* [Dataset entries]:
━━━━━━━━━━━━━━━━━━━━
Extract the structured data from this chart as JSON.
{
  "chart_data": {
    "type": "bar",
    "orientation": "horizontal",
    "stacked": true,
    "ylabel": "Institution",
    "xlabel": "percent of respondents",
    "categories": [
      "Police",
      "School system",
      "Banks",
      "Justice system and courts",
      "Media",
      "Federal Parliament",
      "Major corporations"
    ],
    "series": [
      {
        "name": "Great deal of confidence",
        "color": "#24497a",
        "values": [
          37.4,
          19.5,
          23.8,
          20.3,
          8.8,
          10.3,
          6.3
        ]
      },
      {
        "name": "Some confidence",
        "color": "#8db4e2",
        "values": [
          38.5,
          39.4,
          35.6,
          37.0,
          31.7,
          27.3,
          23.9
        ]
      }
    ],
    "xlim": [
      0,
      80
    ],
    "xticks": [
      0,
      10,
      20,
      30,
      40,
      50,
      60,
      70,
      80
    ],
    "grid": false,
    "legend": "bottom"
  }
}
━━━━━━━━━━━━━━━━━━━━
* [Direction]: Copy the data above in full, character for character.

* [Task result]:
Extract the structured data from this chart as JSON.
{
  "chart_data": {
    "type": "bar",
    "orientation": "horizontal",
    "stacked": true,
    "ylabel": "Institution",
    "xlabel": "percent of respondents",
    "categories": [
      "Police",
      "School system",
      "Banks",
      "Justice system and courts",
      "Media",
      "Federal Parliament",
      "Major corporations"
    ],
    "series": [
      {
        "name": "Great deal of confidence",
        "color": "#24497a",
        "values": [
          37.4,
          19.5,
          23.8,
          20.3,
          8.8,
          10.3,
          6.3
        ]
      },
      {
        "name": "Some confidence",
        "color": "#8db4e2",
        "values": [
          38.5,
          39.4,
          35.6,
          37.0,
          31.7,
          27.3,
          23.9
        ]
      }
    ],
    "xlim": [
      0,
      80
    ],
    "xticks": [
      0,
      10,
      20,
      30,
      40,
      50,
      60,
      70,
      80
    ],
    "grid": false,
    "legend": "bottom"
  }
}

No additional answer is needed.